EXERCISE OBJECTIVE: Transcribe the entries that follow exactly as they appear, minus pictures.

(Dataset items)
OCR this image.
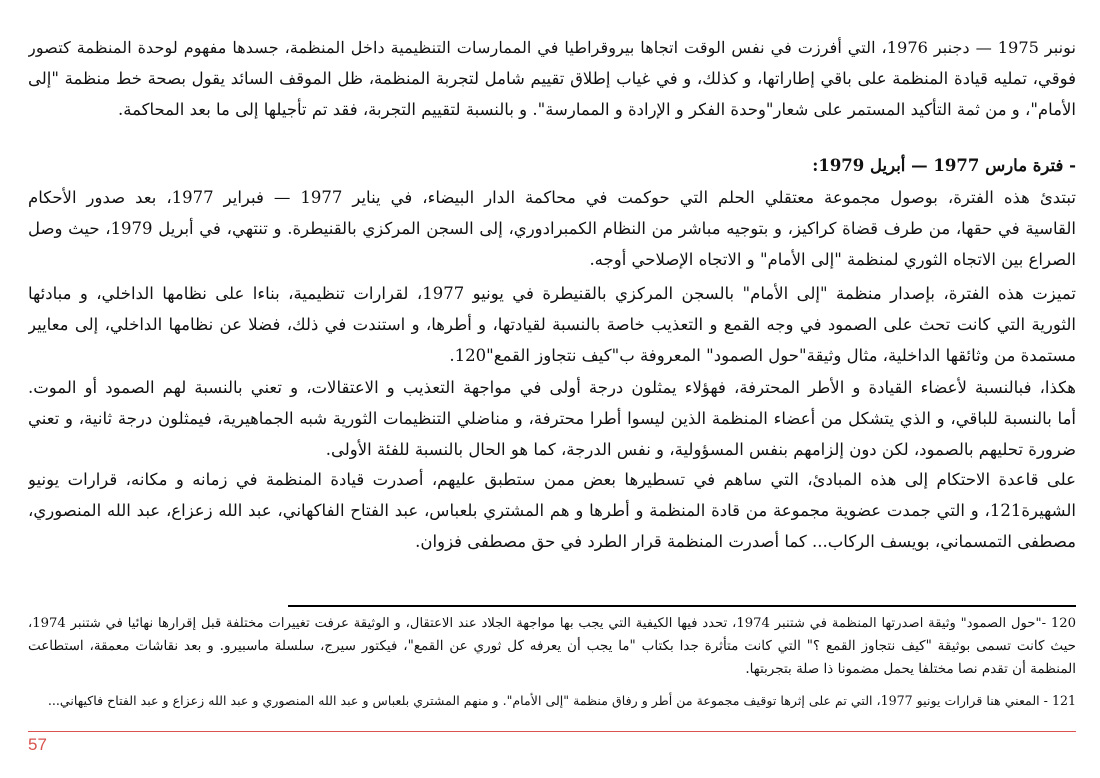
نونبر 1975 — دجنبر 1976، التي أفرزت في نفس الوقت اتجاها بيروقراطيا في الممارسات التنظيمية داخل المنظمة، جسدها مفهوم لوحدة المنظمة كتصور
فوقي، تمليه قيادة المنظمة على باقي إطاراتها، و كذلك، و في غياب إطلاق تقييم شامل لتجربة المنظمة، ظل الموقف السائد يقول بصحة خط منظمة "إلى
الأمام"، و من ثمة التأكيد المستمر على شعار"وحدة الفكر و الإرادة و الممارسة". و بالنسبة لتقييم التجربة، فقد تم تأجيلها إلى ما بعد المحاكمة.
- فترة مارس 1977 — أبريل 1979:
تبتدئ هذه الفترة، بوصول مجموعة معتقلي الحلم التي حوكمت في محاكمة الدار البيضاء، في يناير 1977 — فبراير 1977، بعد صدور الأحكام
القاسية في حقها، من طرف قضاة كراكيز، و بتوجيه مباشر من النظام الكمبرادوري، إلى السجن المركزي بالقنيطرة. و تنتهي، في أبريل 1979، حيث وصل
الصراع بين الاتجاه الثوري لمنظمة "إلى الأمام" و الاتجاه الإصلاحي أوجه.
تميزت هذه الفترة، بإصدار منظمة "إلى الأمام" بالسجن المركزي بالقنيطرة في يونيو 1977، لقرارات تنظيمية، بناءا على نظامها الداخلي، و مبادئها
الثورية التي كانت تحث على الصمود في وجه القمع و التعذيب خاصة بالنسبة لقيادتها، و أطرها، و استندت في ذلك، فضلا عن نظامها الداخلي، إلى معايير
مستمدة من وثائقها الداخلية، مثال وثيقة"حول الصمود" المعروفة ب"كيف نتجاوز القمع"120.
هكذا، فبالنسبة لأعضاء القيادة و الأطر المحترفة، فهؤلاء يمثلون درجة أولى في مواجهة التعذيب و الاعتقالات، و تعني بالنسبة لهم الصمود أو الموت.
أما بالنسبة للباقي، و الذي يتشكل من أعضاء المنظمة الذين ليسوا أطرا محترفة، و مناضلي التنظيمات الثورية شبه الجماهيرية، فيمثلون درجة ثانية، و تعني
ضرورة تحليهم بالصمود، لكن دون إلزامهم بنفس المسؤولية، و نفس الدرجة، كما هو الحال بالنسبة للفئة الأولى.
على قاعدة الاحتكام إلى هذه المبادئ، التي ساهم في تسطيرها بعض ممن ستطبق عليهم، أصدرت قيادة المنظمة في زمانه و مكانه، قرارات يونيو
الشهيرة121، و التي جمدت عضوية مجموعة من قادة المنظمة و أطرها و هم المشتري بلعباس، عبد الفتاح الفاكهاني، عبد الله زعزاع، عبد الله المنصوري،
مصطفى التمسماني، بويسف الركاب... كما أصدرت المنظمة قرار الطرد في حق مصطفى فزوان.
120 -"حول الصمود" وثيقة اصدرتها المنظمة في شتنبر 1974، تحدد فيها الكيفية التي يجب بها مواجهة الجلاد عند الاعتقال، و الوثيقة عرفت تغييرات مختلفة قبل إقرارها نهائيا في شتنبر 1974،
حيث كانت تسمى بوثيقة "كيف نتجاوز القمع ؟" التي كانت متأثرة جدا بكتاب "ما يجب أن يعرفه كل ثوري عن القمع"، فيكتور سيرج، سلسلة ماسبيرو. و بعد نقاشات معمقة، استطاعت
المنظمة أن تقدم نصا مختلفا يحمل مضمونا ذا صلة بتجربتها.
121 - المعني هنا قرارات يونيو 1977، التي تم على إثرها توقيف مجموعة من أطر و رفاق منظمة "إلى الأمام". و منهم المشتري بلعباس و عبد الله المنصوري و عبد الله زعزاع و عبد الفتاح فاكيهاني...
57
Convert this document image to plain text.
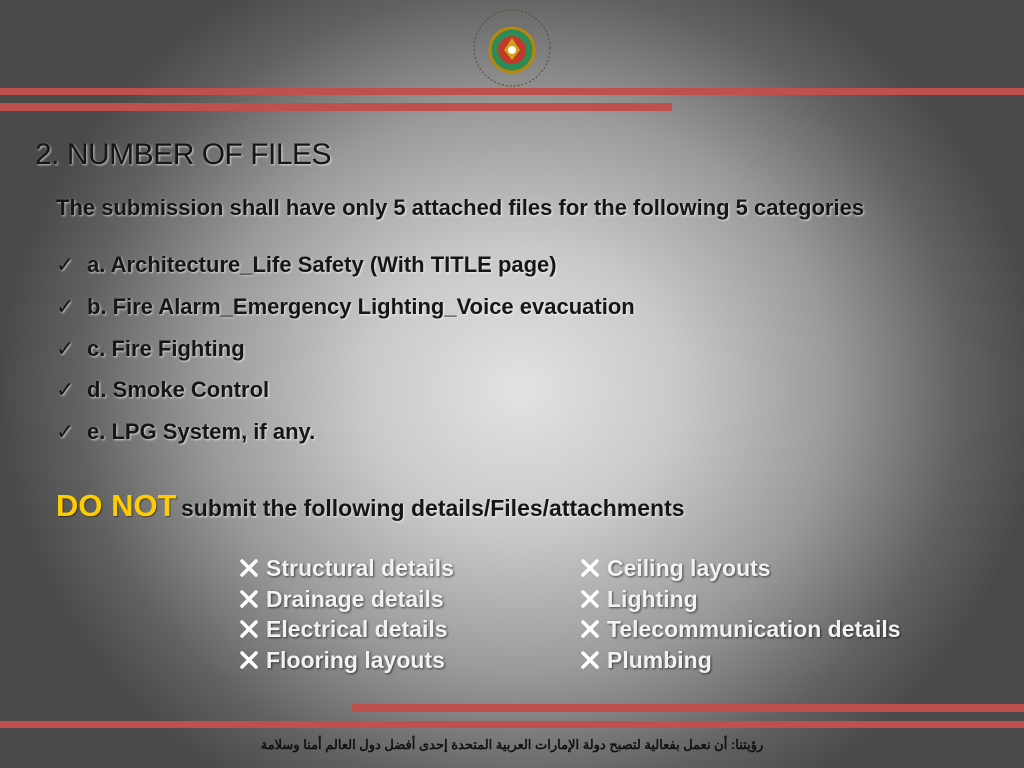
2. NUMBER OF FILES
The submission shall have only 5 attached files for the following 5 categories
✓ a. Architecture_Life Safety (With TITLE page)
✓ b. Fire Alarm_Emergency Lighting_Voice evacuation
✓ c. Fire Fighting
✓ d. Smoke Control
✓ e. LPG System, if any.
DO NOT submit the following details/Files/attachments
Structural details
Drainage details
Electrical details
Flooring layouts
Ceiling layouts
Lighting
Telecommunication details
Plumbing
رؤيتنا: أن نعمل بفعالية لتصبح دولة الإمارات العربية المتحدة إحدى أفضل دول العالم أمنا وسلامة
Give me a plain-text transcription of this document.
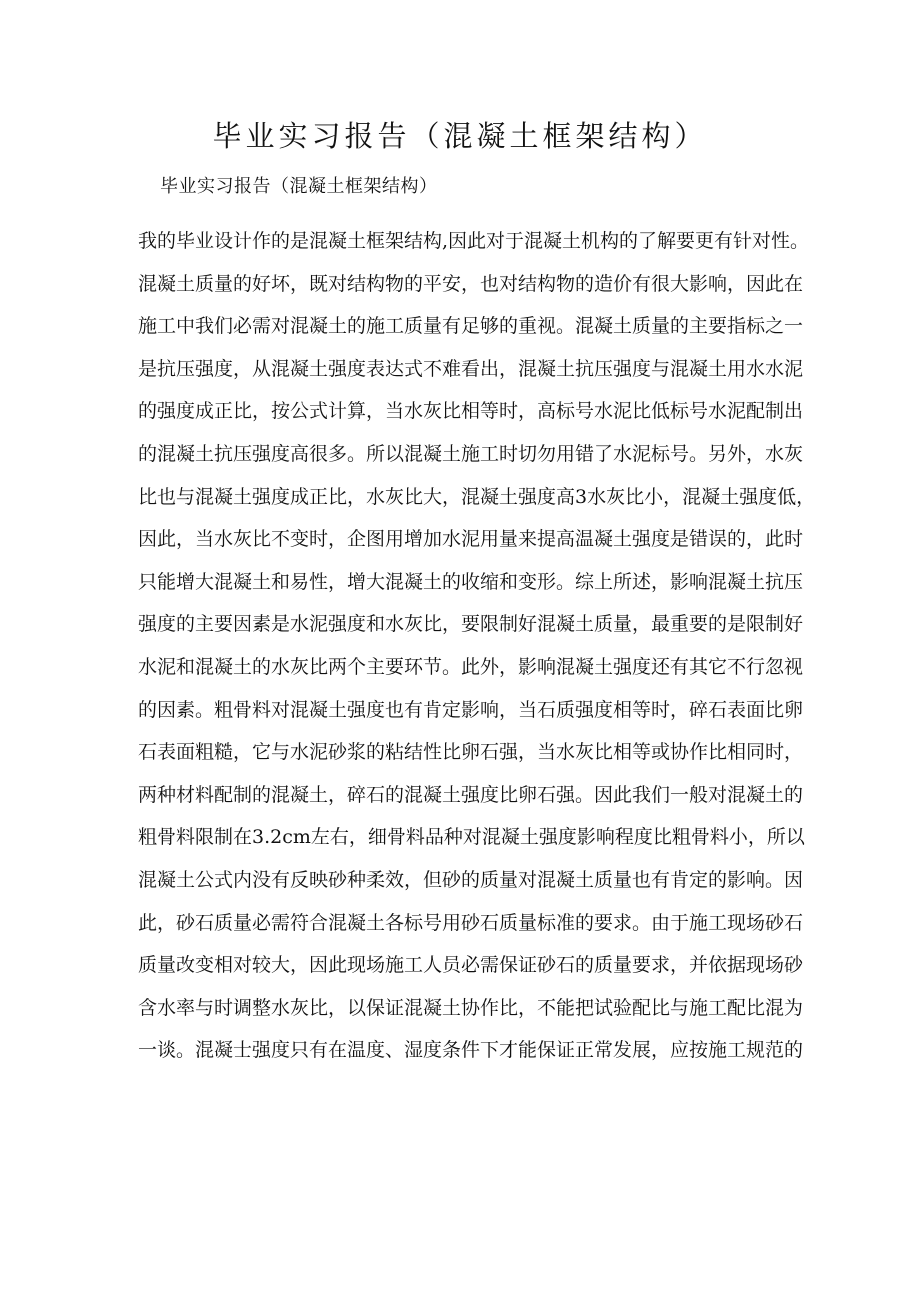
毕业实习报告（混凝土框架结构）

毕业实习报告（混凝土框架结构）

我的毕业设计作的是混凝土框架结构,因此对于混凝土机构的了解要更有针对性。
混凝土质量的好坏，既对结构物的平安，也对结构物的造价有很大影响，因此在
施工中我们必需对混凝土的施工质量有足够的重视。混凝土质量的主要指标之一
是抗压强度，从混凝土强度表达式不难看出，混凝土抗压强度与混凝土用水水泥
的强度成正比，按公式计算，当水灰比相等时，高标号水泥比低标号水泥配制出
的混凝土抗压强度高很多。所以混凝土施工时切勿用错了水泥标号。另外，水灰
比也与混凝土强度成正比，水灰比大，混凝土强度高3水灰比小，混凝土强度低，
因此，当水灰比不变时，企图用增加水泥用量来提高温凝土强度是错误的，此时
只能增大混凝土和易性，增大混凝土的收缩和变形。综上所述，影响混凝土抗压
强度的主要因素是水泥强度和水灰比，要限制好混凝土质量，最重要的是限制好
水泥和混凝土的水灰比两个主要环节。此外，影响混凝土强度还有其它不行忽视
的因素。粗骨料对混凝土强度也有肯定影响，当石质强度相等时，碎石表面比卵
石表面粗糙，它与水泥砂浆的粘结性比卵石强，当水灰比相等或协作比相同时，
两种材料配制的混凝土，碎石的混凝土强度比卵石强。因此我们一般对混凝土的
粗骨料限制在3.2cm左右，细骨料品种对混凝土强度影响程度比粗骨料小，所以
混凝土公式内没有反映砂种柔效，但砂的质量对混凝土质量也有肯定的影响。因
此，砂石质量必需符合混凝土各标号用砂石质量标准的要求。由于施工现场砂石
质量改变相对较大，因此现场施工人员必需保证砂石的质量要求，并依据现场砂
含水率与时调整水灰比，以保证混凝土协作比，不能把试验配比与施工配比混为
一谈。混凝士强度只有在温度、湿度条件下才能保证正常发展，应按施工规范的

TASK RESULT:
OCR this image.
نونبر 1975 — دجنبر 1976، التي أفرزت في نفس الوقت اتجاها بيروقراطيا في الممارسات التنظيمية داخل المنظمة، جسدها مفهوم لوحدة المنظمة كتصور
فوقي، تمليه قيادة المنظمة على باقي إطاراتها، و كذلك، و في غياب إطلاق تقييم شامل لتجربة المنظمة، ظل الموقف السائد يقول بصحة خط منظمة "إلى
الأمام"، و من ثمة التأكيد المستمر على شعار"وحدة الفكر و الإرادة و الممارسة". و بالنسبة لتقييم التجربة، فقد تم تأجيلها إلى ما بعد المحاكمة.
- فترة مارس 1977 — أبريل 1979:
تبتدئ هذه الفترة، بوصول مجموعة معتقلي الحلم التي حوكمت في محاكمة الدار البيضاء، في يناير 1977 — فبراير 1977، بعد صدور الأحكام
القاسية في حقها، من طرف قضاة كراكيز، و بتوجيه مباشر من النظام الكمبرادوري، إلى السجن المركزي بالقنيطرة. و تنتهي، في أبريل 1979، حيث وصل
الصراع بين الاتجاه الثوري لمنظمة "إلى الأمام" و الاتجاه الإصلاحي أوجه.
تميزت هذه الفترة، بإصدار منظمة "إلى الأمام" بالسجن المركزي بالقنيطرة في يونيو 1977، لقرارات تنظيمية، بناءا على نظامها الداخلي، و مبادئها
الثورية التي كانت تحث على الصمود في وجه القمع و التعذيب خاصة بالنسبة لقيادتها، و أطرها، و استندت في ذلك، فضلا عن نظامها الداخلي، إلى معايير
مستمدة من وثائقها الداخلية، مثال وثيقة"حول الصمود" المعروفة ب"كيف نتجاوز القمع"120.
هكذا، فبالنسبة لأعضاء القيادة و الأطر المحترفة، فهؤلاء يمثلون درجة أولى في مواجهة التعذيب و الاعتقالات، و تعني بالنسبة لهم الصمود أو الموت.
أما بالنسبة للباقي، و الذي يتشكل من أعضاء المنظمة الذين ليسوا أطرا محترفة، و مناضلي التنظيمات الثورية شبه الجماهيرية، فيمثلون درجة ثانية، و تعني
ضرورة تحليهم بالصمود، لكن دون إلزامهم بنفس المسؤولية، و نفس الدرجة، كما هو الحال بالنسبة للفئة الأولى.
على قاعدة الاحتكام إلى هذه المبادئ، التي ساهم في تسطيرها بعض ممن ستطبق عليهم، أصدرت قيادة المنظمة في زمانه و مكانه، قرارات يونيو
الشهيرة121، و التي جمدت عضوية مجموعة من قادة المنظمة و أطرها و هم المشتري بلعباس، عبد الفتاح الفاكهاني، عبد الله زعزاع، عبد الله المنصوري،
مصطفى التمسماني، بويسف الركاب... كما أصدرت المنظمة قرار الطرد في حق مصطفى فزوان.
120 -"حول الصمود" وثيقة اصدرتها المنظمة في شتنبر 1974، تحدد فيها الكيفية التي يجب بها مواجهة الجلاد عند الاعتقال، و الوثيقة عرفت تغييرات مختلفة قبل إقرارها نهائيا في شتنبر 1974،
حيث كانت تسمى بوثيقة "كيف نتجاوز القمع ؟" التي كانت متأثرة جدا بكتاب "ما يجب أن يعرفه كل ثوري عن القمع"، فيكتور سيرج، سلسلة ماسبيرو. و بعد نقاشات معمقة، استطاعت
المنظمة أن تقدم نصا مختلفا يحمل مضمونا ذا صلة بتجربتها.
121 - المعني هنا قرارات يونيو 1977، التي تم على إثرها توقيف مجموعة من أطر و رفاق منظمة "إلى الأمام". و منهم المشتري بلعباس و عبد الله المنصوري و عبد الله زعزاع و عبد الفتاح فاكيهاني...
57
Convert this document image to plain text.
2. NUMBER OF FILES
The submission shall have only 5 attached files for the following 5 categories
✓ a. Architecture_Life Safety (With TITLE page)
✓ b. Fire Alarm_Emergency Lighting_Voice evacuation
✓ c. Fire Fighting
✓ d. Smoke Control
✓ e. LPG System, if any.
DO NOT submit the following details/Files/attachments
Structural details
Drainage details
Electrical details
Flooring layouts
Ceiling layouts
Lighting
Telecommunication details
Plumbing
رؤيتنا: أن نعمل بفعالية لتصبح دولة الإمارات العربية المتحدة إحدى أفضل دول العالم أمنا وسلامة
Give me a plain-text transcription of this document.
毕业实习报告（混凝土框架结构）

毕业实习报告（混凝土框架结构）

我的毕业设计作的是混凝土框架结构,因此对于混凝土机构的了解要更有针对性。
混凝土质量的好坏，既对结构物的平安，也对结构物的造价有很大影响，因此在
施工中我们必需对混凝土的施工质量有足够的重视。混凝土质量的主要指标之一
是抗压强度，从混凝土强度表达式不难看出，混凝土抗压强度与混凝土用水水泥
的强度成正比，按公式计算，当水灰比相等时，高标号水泥比低标号水泥配制出
的混凝土抗压强度高很多。所以混凝土施工时切勿用错了水泥标号。另外，水灰
比也与混凝土强度成正比，水灰比大，混凝土强度高3水灰比小，混凝土强度低，
因此，当水灰比不变时，企图用增加水泥用量来提高温凝土强度是错误的，此时
只能增大混凝土和易性，增大混凝土的收缩和变形。综上所述，影响混凝土抗压
强度的主要因素是水泥强度和水灰比，要限制好混凝土质量，最重要的是限制好
水泥和混凝土的水灰比两个主要环节。此外，影响混凝土强度还有其它不行忽视
的因素。粗骨料对混凝土强度也有肯定影响，当石质强度相等时，碎石表面比卵
石表面粗糙，它与水泥砂浆的粘结性比卵石强，当水灰比相等或协作比相同时，
两种材料配制的混凝土，碎石的混凝土强度比卵石强。因此我们一般对混凝土的
粗骨料限制在3.2cm左右，细骨料品种对混凝土强度影响程度比粗骨料小，所以
混凝土公式内没有反映砂种柔效，但砂的质量对混凝土质量也有肯定的影响。因
此，砂石质量必需符合混凝土各标号用砂石质量标准的要求。由于施工现场砂石
质量改变相对较大，因此现场施工人员必需保证砂石的质量要求，并依据现场砂
含水率与时调整水灰比，以保证混凝土协作比，不能把试验配比与施工配比混为
一谈。混凝士强度只有在温度、湿度条件下才能保证正常发展，应按施工规范的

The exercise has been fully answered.